## Directions for this task
From the entries below, count every line that contains the word "Output". Please give the number and nothing else.
═════ Information given ═════
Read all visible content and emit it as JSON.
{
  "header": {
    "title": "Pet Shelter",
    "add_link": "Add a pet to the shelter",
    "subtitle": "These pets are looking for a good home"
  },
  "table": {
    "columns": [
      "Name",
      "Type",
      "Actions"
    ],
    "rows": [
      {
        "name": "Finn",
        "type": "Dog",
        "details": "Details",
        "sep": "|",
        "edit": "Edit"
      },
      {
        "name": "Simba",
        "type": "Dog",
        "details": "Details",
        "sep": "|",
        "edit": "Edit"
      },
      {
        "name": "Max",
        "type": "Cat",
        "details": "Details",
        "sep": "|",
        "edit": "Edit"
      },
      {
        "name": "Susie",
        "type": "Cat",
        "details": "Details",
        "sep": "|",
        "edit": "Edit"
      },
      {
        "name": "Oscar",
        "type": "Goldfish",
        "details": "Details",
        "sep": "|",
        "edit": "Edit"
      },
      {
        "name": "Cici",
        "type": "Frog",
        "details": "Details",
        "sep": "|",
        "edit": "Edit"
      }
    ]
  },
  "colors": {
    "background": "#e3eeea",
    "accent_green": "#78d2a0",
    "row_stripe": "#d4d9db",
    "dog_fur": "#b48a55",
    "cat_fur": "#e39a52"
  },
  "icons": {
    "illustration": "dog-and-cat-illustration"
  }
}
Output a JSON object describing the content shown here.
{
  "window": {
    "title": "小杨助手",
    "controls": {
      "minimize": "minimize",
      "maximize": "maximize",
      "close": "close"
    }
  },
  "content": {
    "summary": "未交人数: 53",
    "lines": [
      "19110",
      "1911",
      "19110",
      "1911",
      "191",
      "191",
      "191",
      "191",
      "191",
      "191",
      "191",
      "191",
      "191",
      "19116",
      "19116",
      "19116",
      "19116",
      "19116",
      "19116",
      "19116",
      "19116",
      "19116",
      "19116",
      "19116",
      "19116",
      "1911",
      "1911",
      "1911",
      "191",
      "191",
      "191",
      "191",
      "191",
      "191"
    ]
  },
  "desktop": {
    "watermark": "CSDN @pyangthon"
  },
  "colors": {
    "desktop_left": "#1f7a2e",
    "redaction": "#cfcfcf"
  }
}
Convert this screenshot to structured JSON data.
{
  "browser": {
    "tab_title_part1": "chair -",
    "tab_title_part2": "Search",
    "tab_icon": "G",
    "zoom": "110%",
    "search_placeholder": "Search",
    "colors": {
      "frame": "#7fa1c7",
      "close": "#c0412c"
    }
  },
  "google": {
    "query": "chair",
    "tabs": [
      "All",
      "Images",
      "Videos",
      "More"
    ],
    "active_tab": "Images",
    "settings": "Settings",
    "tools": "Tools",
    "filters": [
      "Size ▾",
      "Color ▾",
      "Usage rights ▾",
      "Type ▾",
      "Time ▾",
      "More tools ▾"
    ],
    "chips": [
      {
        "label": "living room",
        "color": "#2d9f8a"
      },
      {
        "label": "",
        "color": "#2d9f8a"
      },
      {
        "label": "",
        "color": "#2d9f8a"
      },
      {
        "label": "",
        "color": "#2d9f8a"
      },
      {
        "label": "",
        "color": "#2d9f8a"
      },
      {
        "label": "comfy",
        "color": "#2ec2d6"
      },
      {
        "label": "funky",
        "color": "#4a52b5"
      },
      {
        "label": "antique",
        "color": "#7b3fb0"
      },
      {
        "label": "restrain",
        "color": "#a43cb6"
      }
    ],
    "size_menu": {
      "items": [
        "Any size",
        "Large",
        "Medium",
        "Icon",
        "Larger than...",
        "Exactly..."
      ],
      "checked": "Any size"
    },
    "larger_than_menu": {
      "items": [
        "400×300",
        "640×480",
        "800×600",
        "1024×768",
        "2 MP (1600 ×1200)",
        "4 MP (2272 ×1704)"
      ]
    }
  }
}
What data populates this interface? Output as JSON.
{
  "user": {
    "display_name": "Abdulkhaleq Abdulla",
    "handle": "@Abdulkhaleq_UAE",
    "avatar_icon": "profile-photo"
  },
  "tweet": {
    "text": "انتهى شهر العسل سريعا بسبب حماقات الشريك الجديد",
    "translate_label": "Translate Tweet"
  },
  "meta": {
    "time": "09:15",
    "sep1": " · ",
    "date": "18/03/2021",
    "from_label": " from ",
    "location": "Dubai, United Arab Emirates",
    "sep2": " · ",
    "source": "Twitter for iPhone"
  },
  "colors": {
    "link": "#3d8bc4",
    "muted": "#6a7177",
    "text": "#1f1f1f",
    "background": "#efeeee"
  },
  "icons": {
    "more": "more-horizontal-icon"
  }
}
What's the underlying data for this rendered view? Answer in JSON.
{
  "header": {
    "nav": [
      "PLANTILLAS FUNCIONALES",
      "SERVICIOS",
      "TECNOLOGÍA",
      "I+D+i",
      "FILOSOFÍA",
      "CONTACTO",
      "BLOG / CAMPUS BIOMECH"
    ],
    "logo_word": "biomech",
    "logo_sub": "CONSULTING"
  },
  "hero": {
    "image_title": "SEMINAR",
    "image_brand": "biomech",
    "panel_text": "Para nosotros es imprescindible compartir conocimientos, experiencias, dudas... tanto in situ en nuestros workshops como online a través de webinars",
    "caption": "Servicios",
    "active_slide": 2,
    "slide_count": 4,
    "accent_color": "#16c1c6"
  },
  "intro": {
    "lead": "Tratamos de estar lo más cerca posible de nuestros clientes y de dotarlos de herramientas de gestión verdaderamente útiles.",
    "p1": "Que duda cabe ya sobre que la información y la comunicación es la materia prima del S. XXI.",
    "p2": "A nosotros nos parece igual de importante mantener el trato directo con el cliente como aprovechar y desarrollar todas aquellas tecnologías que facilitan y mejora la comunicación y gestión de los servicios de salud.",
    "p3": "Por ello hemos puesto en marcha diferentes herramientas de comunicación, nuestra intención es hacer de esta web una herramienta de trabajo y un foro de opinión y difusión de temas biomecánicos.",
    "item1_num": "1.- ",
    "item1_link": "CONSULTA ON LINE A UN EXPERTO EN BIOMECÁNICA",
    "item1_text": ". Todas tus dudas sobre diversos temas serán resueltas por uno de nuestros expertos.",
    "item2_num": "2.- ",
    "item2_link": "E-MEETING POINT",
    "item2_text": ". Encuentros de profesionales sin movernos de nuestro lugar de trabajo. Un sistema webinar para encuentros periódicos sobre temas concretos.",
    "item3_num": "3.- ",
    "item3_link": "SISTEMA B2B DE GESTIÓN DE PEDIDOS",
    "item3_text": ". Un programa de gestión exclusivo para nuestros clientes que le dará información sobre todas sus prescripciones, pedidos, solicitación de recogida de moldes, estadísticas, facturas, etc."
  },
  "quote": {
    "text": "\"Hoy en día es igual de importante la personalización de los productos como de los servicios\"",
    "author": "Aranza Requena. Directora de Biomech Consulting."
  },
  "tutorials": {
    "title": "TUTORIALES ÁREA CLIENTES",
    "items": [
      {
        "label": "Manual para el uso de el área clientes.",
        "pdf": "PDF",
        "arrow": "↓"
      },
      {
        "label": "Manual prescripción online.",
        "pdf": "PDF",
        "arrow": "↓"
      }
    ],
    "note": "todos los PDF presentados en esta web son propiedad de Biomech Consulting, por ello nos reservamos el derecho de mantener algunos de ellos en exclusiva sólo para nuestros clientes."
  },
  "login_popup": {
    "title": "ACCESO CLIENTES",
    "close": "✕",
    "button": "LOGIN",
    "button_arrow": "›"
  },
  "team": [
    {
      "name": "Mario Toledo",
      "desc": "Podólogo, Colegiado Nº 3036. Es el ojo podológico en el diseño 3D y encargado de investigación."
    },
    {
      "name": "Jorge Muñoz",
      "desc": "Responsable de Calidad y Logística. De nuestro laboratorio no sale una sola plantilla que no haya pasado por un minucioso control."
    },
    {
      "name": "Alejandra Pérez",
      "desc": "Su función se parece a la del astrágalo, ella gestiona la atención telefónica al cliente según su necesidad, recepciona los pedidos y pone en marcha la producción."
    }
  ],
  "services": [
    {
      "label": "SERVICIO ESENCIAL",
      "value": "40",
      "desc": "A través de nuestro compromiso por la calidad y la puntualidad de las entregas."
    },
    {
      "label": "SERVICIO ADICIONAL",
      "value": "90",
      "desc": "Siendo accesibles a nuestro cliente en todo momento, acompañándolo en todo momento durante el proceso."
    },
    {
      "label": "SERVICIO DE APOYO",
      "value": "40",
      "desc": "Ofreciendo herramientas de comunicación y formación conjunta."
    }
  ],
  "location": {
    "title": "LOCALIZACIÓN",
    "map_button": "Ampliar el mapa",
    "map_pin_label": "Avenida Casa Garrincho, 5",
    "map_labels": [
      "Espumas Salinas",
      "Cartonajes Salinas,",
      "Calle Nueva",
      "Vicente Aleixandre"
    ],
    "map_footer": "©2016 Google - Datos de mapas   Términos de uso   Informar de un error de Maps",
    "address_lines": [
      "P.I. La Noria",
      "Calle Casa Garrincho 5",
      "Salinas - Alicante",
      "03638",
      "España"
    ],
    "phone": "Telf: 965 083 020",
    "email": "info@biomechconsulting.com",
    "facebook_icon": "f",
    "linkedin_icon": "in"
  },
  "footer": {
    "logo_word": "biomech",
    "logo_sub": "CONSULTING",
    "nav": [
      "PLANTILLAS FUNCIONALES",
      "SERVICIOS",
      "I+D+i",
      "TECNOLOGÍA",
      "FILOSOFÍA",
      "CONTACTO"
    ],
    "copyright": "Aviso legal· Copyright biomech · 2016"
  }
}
═════
## Task result
2